### GIVEN RECORDS ###
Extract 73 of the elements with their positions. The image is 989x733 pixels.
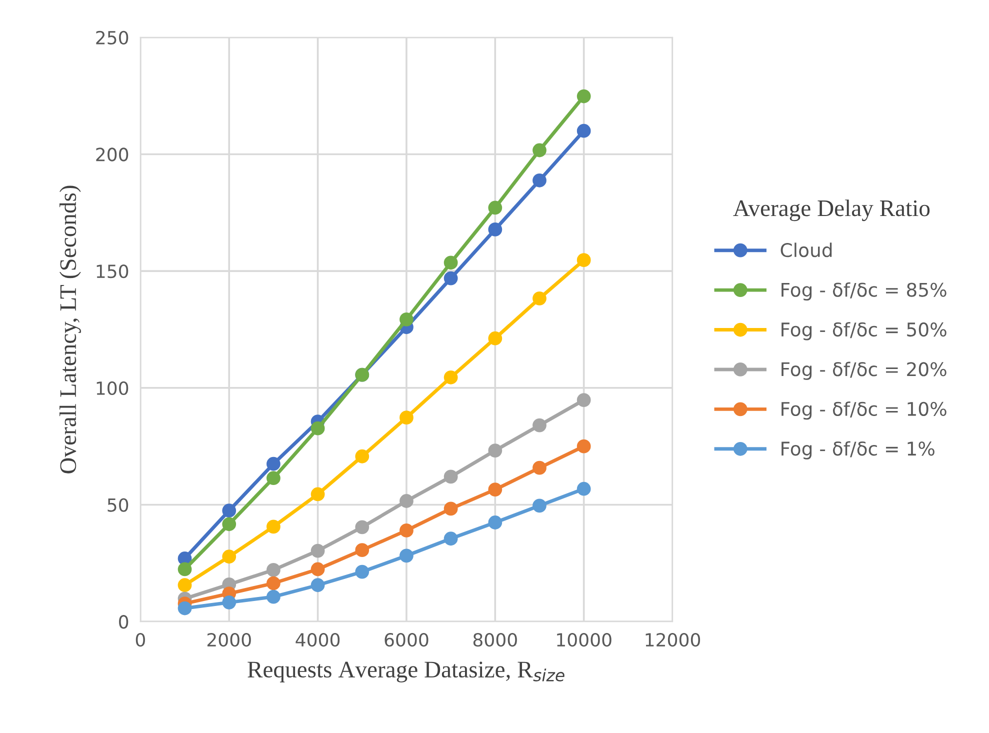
y-tick-label: 250 (96, 30, 128, 44)
y-tick-label: 200 (96, 148, 128, 162)
point (444, 470, 458, 484)
y-tick-label: 50 (108, 498, 128, 512)
point (222, 517, 236, 532)
point (266, 562, 280, 577)
point (266, 456, 280, 471)
x-tick-label: 12000 (646, 633, 700, 647)
legend-label: Fog - δf/δc = 85% (782, 282, 946, 301)
point (488, 200, 502, 215)
x-tick-label: 0 (136, 633, 145, 647)
point (532, 498, 546, 513)
legend-label: Fog - δf/δc = 50% (782, 322, 946, 340)
point (400, 548, 414, 563)
point (266, 590, 280, 604)
point (444, 370, 458, 384)
point (310, 562, 325, 576)
point (532, 143, 546, 158)
point (488, 222, 502, 236)
point (576, 439, 591, 454)
point (444, 502, 458, 516)
point (222, 504, 236, 518)
point (222, 550, 236, 564)
point (444, 271, 458, 286)
point (266, 576, 280, 590)
point (576, 482, 591, 496)
legend-label: Fog - δf/δc = 1% (782, 441, 934, 460)
point (310, 487, 325, 502)
point (488, 516, 502, 530)
point (576, 253, 591, 268)
point (400, 524, 414, 538)
x-axis-title: Requests Average Datasize, R$_{size}$ (248, 662, 564, 682)
x-tick-label: 10000 (557, 633, 612, 647)
x-tick-label: 6000 (384, 633, 428, 647)
legend-label: Fog - δf/δc = 10% (782, 401, 946, 420)
point (532, 173, 546, 188)
point (576, 89, 591, 104)
point (532, 418, 546, 432)
point (355, 520, 370, 534)
point (355, 564, 370, 579)
point (178, 562, 192, 576)
legend-label: Cloud (780, 242, 832, 258)
point (222, 595, 236, 610)
point (178, 578, 192, 592)
point (576, 124, 591, 138)
x-tick-label: 4000 (296, 633, 340, 647)
x-tick-label: 2000 (207, 633, 251, 647)
point (178, 601, 192, 616)
y-tick-label: 0 (119, 615, 128, 629)
point (576, 393, 591, 407)
point (444, 532, 458, 546)
point (488, 482, 502, 496)
point (444, 256, 458, 270)
legend-title: Average Delay Ratio (733, 200, 930, 222)
point (266, 520, 280, 534)
x-tick-label: 8000 (473, 633, 517, 647)
point (532, 291, 546, 306)
point (532, 460, 546, 475)
point (400, 494, 414, 508)
y-axis-title: Overall Latency, LT (Seconds) (59, 186, 81, 474)
point (266, 471, 280, 486)
point (488, 444, 502, 458)
y-tick-label: 100 (96, 381, 128, 396)
point (488, 331, 502, 346)
point (400, 312, 414, 326)
point (310, 421, 325, 436)
point (355, 449, 370, 464)
legend-label: Fog - δf/δc = 20% (782, 362, 946, 380)
y-tick-label: 150 (96, 264, 128, 278)
point (355, 543, 370, 558)
point (400, 410, 414, 425)
point (310, 578, 325, 592)
point (310, 544, 325, 558)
###
> _EXERCISE PROMPT_:
Please write out every line of the entries above word for word, leaving the pictures out.

> _COMPLETE RESPONSE_:
Extract 73 of the elements with their positions. The image is 989x733 pixels.
y-tick-label: 250 (96, 30, 128, 44)
y-tick-label: 200 (96, 148, 128, 162)
point (444, 470, 458, 484)
y-tick-label: 50 (108, 498, 128, 512)
point (222, 517, 236, 532)
point (266, 562, 280, 577)
point (266, 456, 280, 471)
x-tick-label: 12000 (646, 633, 700, 647)
legend-label: Fog - δf/δc = 85% (782, 282, 946, 301)
point (488, 200, 502, 215)
x-tick-label: 0 (136, 633, 145, 647)
point (532, 498, 546, 513)
legend-label: Fog - δf/δc = 50% (782, 322, 946, 340)
point (400, 548, 414, 563)
point (266, 590, 280, 604)
point (444, 370, 458, 384)
point (310, 562, 325, 576)
point (532, 143, 546, 158)
point (488, 222, 502, 236)
point (576, 439, 591, 454)
point (444, 502, 458, 516)
point (222, 504, 236, 518)
point (222, 550, 236, 564)
point (444, 271, 458, 286)
point (266, 576, 280, 590)
point (576, 482, 591, 496)
legend-label: Fog - δf/δc = 1% (782, 441, 934, 460)
point (310, 487, 325, 502)
point (488, 516, 502, 530)
point (576, 253, 591, 268)
point (400, 524, 414, 538)
x-axis-title: Requests Average Datasize, R$_{size}$ (248, 662, 564, 682)
x-tick-label: 10000 (557, 633, 612, 647)
x-tick-label: 6000 (384, 633, 428, 647)
legend-label: Fog - δf/δc = 10% (782, 401, 946, 420)
point (532, 173, 546, 188)
point (576, 89, 591, 104)
point (532, 418, 546, 432)
point (355, 520, 370, 534)
point (355, 564, 370, 579)
point (178, 562, 192, 576)
legend-label: Cloud (780, 242, 832, 258)
point (222, 595, 236, 610)
point (178, 578, 192, 592)
point (576, 124, 591, 138)
x-tick-label: 4000 (296, 633, 340, 647)
x-tick-label: 2000 (207, 633, 251, 647)
point (178, 601, 192, 616)
y-tick-label: 0 (119, 615, 128, 629)
point (576, 393, 591, 407)
point (444, 532, 458, 546)
point (488, 482, 502, 496)
point (444, 256, 458, 270)
legend-title: Average Delay Ratio (733, 200, 930, 222)
point (266, 520, 280, 534)
x-tick-label: 8000 (473, 633, 517, 647)
point (532, 291, 546, 306)
point (532, 460, 546, 475)
point (400, 494, 414, 508)
y-axis-title: Overall Latency, LT (Seconds) (59, 186, 81, 474)
point (266, 471, 280, 486)
point (488, 444, 502, 458)
y-tick-label: 100 (96, 381, 128, 396)
point (488, 331, 502, 346)
point (400, 312, 414, 326)
point (310, 421, 325, 436)
point (355, 449, 370, 464)
legend-label: Fog - δf/δc = 20% (782, 362, 946, 380)
y-tick-label: 150 (96, 264, 128, 278)
point (355, 543, 370, 558)
point (400, 410, 414, 425)
point (310, 578, 325, 592)
point (310, 544, 325, 558)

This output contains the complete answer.